STATED PROBLEM –
Count lines with the string "dashboard" in them. State the number alone.

DATASET ENTRIES –
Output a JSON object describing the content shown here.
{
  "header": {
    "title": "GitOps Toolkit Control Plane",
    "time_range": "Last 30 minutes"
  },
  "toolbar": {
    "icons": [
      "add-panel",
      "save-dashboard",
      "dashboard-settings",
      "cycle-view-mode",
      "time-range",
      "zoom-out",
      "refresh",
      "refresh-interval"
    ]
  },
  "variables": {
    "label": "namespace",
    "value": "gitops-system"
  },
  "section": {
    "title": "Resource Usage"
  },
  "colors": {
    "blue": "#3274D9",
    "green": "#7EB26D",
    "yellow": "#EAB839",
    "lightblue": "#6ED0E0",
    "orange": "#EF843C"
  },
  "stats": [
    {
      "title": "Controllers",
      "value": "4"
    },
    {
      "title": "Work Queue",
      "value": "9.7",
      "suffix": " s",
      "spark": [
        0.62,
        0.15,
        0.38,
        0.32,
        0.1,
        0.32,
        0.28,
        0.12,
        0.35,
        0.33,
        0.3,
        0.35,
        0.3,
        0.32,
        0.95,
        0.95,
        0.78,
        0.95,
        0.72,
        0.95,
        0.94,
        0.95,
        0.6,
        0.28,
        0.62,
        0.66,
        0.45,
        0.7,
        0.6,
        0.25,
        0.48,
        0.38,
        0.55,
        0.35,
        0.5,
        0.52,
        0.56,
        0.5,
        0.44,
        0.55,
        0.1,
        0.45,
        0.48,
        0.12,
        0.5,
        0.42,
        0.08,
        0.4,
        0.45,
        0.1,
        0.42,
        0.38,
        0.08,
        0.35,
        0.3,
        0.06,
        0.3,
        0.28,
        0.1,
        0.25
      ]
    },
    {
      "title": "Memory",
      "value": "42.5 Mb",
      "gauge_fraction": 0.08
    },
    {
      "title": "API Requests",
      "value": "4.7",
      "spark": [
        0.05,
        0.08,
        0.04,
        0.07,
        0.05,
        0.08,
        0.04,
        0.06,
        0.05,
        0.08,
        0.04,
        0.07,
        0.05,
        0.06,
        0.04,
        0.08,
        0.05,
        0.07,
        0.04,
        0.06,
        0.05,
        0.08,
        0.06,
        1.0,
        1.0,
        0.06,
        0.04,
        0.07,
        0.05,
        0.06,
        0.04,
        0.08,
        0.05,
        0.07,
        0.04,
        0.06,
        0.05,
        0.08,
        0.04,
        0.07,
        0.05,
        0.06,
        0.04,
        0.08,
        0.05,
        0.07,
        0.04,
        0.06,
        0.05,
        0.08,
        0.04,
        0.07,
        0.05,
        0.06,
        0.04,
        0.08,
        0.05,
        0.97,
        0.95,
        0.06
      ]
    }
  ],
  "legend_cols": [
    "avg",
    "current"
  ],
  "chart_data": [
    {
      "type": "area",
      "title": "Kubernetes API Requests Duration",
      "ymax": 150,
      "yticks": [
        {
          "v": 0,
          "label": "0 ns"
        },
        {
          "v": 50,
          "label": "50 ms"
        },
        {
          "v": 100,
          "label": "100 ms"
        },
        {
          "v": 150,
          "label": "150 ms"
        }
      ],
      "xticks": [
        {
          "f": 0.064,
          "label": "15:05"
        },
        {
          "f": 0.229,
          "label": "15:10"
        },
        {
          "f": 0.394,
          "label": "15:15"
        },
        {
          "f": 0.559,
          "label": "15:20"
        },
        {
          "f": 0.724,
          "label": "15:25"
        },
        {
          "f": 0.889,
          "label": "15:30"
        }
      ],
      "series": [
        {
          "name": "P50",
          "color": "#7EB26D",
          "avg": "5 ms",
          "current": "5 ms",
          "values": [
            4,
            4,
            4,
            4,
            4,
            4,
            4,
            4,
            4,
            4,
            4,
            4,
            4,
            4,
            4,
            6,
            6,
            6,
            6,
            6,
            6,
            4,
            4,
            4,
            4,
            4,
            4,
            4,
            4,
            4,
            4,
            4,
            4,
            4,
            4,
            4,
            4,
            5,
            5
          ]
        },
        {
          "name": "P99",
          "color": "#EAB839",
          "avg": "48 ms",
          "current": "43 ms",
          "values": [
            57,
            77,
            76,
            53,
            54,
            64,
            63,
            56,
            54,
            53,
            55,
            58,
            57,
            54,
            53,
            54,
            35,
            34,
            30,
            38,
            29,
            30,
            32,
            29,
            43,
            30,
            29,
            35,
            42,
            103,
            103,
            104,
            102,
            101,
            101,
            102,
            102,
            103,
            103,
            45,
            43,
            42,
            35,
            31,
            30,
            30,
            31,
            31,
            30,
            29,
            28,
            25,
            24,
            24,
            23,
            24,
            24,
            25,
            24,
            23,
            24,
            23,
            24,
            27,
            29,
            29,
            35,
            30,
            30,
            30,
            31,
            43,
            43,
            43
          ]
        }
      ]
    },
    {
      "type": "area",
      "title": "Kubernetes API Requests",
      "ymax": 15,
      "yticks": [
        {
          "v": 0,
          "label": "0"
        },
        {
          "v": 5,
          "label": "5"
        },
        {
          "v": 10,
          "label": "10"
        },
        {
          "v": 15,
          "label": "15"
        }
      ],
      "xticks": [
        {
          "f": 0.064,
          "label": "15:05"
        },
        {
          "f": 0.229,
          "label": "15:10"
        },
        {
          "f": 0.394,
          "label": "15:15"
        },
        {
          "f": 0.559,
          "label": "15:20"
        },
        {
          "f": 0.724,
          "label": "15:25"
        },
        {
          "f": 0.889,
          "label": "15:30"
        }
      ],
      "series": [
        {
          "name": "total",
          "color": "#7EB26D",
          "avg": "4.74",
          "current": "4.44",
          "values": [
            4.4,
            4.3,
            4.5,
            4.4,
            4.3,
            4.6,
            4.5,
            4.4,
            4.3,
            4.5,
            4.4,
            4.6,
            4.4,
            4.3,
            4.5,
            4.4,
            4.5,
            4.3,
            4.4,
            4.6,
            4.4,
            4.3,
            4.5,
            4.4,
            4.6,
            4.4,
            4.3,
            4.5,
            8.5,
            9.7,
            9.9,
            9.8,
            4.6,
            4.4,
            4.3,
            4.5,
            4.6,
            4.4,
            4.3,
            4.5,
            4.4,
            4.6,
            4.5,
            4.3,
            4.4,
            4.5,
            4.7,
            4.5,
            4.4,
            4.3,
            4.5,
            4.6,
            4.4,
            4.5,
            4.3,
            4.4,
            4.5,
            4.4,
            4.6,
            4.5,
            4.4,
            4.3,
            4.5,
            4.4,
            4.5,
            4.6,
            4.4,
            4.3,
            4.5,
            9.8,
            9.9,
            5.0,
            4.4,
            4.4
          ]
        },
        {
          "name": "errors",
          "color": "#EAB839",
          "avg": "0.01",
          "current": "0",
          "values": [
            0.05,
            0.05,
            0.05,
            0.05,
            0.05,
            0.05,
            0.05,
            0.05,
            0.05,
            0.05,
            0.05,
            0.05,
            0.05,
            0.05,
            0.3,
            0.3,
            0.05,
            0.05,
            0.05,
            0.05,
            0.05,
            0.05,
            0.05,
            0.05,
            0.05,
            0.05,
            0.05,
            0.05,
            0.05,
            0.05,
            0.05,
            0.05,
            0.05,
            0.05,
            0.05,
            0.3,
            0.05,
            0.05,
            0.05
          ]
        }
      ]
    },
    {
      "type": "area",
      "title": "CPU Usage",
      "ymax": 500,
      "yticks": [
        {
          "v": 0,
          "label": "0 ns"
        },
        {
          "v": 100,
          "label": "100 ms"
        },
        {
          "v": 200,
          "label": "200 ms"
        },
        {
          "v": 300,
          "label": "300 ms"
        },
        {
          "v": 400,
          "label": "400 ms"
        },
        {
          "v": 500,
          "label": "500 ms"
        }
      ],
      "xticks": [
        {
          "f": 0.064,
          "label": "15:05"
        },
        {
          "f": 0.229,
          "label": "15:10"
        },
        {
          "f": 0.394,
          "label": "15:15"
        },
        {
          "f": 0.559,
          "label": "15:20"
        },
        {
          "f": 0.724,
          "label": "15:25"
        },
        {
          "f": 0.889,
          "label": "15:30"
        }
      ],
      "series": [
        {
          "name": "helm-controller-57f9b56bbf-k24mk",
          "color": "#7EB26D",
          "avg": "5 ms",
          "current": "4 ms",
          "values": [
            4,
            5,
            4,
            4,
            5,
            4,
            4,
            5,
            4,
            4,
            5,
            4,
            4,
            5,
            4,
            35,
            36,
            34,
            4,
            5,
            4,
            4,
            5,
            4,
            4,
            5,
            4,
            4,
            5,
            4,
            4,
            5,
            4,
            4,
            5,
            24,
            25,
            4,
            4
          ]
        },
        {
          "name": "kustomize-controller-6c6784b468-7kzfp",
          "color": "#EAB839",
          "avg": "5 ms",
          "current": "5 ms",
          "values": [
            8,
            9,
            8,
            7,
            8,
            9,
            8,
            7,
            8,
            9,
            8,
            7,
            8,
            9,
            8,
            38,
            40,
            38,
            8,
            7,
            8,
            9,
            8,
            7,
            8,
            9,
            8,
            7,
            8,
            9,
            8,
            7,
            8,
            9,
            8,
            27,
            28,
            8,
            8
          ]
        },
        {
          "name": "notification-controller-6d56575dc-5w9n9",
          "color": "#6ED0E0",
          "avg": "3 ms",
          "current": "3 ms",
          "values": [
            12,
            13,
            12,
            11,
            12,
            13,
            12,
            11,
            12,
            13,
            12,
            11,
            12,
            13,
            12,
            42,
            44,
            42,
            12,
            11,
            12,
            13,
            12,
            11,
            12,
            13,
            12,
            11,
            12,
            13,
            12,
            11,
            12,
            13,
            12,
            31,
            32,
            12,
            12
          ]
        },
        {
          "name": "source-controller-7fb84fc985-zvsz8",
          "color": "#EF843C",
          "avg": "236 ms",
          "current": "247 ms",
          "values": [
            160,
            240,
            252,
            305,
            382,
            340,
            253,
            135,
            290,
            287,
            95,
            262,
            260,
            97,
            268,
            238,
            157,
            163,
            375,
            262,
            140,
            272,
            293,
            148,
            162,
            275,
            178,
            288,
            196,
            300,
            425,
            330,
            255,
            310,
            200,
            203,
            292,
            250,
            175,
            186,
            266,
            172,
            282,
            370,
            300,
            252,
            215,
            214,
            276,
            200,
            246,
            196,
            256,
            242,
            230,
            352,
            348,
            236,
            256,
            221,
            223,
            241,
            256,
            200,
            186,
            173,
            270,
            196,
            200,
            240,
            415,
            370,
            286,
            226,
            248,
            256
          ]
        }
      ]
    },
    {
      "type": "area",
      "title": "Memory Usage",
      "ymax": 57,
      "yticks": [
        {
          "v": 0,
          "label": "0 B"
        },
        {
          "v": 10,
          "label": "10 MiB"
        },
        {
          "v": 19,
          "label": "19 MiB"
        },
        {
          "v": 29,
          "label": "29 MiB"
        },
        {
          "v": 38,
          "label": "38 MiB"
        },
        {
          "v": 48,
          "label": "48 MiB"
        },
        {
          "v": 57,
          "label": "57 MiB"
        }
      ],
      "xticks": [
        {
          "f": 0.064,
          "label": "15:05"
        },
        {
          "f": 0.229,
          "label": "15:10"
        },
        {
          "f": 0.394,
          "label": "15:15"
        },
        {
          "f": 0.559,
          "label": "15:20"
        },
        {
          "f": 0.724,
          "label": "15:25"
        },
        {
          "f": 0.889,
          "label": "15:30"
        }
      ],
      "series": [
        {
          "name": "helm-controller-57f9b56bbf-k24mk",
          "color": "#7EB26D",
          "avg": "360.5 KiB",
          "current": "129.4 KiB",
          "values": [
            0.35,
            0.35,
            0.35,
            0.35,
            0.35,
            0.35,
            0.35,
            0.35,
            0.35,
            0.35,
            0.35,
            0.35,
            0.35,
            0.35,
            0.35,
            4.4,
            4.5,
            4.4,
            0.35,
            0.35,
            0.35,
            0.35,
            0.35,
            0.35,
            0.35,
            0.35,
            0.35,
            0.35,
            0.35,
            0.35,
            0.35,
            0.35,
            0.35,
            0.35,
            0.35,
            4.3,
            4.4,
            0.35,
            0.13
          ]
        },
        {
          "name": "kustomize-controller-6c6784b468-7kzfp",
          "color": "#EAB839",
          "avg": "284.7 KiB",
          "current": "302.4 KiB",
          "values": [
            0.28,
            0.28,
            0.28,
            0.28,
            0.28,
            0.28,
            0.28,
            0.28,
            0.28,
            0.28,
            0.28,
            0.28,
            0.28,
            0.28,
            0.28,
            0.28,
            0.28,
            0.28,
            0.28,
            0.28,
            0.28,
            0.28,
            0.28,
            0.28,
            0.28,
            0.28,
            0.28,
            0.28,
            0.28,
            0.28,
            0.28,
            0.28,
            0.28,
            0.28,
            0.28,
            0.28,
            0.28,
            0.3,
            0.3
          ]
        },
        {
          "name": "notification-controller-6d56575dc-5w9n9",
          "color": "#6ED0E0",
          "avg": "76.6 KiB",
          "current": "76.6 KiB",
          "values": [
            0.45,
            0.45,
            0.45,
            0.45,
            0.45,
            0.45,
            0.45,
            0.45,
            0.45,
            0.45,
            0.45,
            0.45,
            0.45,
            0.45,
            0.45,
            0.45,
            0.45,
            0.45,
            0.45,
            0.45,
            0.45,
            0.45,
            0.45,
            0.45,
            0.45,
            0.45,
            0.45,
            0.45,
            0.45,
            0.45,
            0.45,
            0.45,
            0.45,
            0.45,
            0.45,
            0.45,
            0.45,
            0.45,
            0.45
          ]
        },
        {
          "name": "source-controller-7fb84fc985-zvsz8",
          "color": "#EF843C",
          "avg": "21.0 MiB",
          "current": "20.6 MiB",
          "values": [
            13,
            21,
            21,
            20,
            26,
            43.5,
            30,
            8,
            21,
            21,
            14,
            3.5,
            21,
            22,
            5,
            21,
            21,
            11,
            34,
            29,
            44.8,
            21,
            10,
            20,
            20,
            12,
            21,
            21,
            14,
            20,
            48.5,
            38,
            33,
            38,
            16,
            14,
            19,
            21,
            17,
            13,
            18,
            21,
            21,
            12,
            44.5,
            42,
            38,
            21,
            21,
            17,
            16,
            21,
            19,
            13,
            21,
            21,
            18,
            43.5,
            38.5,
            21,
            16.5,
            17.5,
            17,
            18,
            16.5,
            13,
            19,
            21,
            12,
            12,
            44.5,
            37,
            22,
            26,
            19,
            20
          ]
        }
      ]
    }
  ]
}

EXERCISE RESULT –
2